THE REQUEST:
Write out all of the data exactly as it appears.

Collected data entries
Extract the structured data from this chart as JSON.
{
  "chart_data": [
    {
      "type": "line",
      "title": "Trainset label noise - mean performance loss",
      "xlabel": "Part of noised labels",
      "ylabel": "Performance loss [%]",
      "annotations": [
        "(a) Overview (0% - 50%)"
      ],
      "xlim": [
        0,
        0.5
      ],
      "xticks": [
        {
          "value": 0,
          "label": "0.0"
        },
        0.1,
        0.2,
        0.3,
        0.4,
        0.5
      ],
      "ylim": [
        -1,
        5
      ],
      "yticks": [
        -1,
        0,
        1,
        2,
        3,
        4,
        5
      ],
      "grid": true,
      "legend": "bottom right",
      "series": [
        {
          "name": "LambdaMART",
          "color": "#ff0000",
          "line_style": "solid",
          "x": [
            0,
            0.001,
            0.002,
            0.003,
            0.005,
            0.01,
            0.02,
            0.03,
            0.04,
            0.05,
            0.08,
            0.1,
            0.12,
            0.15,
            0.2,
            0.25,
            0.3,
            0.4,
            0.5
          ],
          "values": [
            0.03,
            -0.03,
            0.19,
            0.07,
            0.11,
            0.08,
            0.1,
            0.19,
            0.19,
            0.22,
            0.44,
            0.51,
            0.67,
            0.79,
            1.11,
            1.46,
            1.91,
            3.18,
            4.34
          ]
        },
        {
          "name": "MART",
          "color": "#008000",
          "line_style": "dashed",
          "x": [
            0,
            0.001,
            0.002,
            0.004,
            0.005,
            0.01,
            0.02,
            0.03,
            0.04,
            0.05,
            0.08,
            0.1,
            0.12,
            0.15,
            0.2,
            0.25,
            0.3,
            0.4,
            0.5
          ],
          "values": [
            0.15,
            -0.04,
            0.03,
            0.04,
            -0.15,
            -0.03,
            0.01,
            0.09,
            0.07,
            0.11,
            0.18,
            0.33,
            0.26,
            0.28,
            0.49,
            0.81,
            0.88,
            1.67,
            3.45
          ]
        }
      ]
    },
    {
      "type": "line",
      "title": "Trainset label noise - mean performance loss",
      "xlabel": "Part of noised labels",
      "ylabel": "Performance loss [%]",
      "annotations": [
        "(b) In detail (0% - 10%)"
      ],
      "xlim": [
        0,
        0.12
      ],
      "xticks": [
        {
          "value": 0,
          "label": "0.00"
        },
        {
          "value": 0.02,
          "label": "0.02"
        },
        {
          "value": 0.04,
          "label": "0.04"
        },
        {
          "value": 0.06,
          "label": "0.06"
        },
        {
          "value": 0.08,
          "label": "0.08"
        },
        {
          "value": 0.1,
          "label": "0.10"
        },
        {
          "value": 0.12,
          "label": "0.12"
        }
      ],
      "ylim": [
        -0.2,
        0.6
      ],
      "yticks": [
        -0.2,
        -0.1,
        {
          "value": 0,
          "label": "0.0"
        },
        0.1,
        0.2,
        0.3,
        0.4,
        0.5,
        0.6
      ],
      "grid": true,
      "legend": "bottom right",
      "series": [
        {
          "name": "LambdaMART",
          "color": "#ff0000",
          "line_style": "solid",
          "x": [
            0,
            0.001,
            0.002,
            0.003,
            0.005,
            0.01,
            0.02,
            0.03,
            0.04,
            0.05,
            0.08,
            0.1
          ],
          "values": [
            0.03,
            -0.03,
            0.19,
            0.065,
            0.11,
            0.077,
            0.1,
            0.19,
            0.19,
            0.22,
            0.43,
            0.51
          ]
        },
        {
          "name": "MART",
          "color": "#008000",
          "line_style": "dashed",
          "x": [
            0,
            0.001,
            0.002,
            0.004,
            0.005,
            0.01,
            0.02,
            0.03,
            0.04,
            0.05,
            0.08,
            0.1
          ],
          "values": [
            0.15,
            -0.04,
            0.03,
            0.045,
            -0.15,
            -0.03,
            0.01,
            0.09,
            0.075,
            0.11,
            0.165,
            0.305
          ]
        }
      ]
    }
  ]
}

RESULT FOR THIS EXERCISE:
Extract the structured data from this chart as JSON.
{
  "chart_data": [
    {
      "type": "line",
      "title": "Trainset label noise - mean performance loss",
      "xlabel": "Part of noised labels",
      "ylabel": "Performance loss [%]",
      "annotations": [
        "(a) Overview (0% - 50%)"
      ],
      "xlim": [
        0,
        0.5
      ],
      "xticks": [
        {
          "value": 0,
          "label": "0.0"
        },
        0.1,
        0.2,
        0.3,
        0.4,
        0.5
      ],
      "ylim": [
        -1,
        5
      ],
      "yticks": [
        -1,
        0,
        1,
        2,
        3,
        4,
        5
      ],
      "grid": true,
      "legend": "bottom right",
      "series": [
        {
          "name": "LambdaMART",
          "color": "#ff0000",
          "line_style": "solid",
          "x": [
            0,
            0.001,
            0.002,
            0.003,
            0.005,
            0.01,
            0.02,
            0.03,
            0.04,
            0.05,
            0.08,
            0.1,
            0.12,
            0.15,
            0.2,
            0.25,
            0.3,
            0.4,
            0.5
          ],
          "values": [
            0.03,
            -0.03,
            0.19,
            0.07,
            0.11,
            0.08,
            0.1,
            0.19,
            0.19,
            0.22,
            0.44,
            0.51,
            0.67,
            0.79,
            1.11,
            1.46,
            1.91,
            3.18,
            4.34
          ]
        },
        {
          "name": "MART",
          "color": "#008000",
          "line_style": "dashed",
          "x": [
            0,
            0.001,
            0.002,
            0.004,
            0.005,
            0.01,
            0.02,
            0.03,
            0.04,
            0.05,
            0.08,
            0.1,
            0.12,
            0.15,
            0.2,
            0.25,
            0.3,
            0.4,
            0.5
          ],
          "values": [
            0.15,
            -0.04,
            0.03,
            0.04,
            -0.15,
            -0.03,
            0.01,
            0.09,
            0.07,
            0.11,
            0.18,
            0.33,
            0.26,
            0.28,
            0.49,
            0.81,
            0.88,
            1.67,
            3.45
          ]
        }
      ]
    },
    {
      "type": "line",
      "title": "Trainset label noise - mean performance loss",
      "xlabel": "Part of noised labels",
      "ylabel": "Performance loss [%]",
      "annotations": [
        "(b) In detail (0% - 10%)"
      ],
      "xlim": [
        0,
        0.12
      ],
      "xticks": [
        {
          "value": 0,
          "label": "0.00"
        },
        {
          "value": 0.02,
          "label": "0.02"
        },
        {
          "value": 0.04,
          "label": "0.04"
        },
        {
          "value": 0.06,
          "label": "0.06"
        },
        {
          "value": 0.08,
          "label": "0.08"
        },
        {
          "value": 0.1,
          "label": "0.10"
        },
        {
          "value": 0.12,
          "label": "0.12"
        }
      ],
      "ylim": [
        -0.2,
        0.6
      ],
      "yticks": [
        -0.2,
        -0.1,
        {
          "value": 0,
          "label": "0.0"
        },
        0.1,
        0.2,
        0.3,
        0.4,
        0.5,
        0.6
      ],
      "grid": true,
      "legend": "bottom right",
      "series": [
        {
          "name": "LambdaMART",
          "color": "#ff0000",
          "line_style": "solid",
          "x": [
            0,
            0.001,
            0.002,
            0.003,
            0.005,
            0.01,
            0.02,
            0.03,
            0.04,
            0.05,
            0.08,
            0.1
          ],
          "values": [
            0.03,
            -0.03,
            0.19,
            0.065,
            0.11,
            0.077,
            0.1,
            0.19,
            0.19,
            0.22,
            0.43,
            0.51
          ]
        },
        {
          "name": "MART",
          "color": "#008000",
          "line_style": "dashed",
          "x": [
            0,
            0.001,
            0.002,
            0.004,
            0.005,
            0.01,
            0.02,
            0.03,
            0.04,
            0.05,
            0.08,
            0.1
          ],
          "values": [
            0.15,
            -0.04,
            0.03,
            0.045,
            -0.15,
            -0.03,
            0.01,
            0.09,
            0.075,
            0.11,
            0.165,
            0.305
          ]
        }
      ]
    }
  ]
}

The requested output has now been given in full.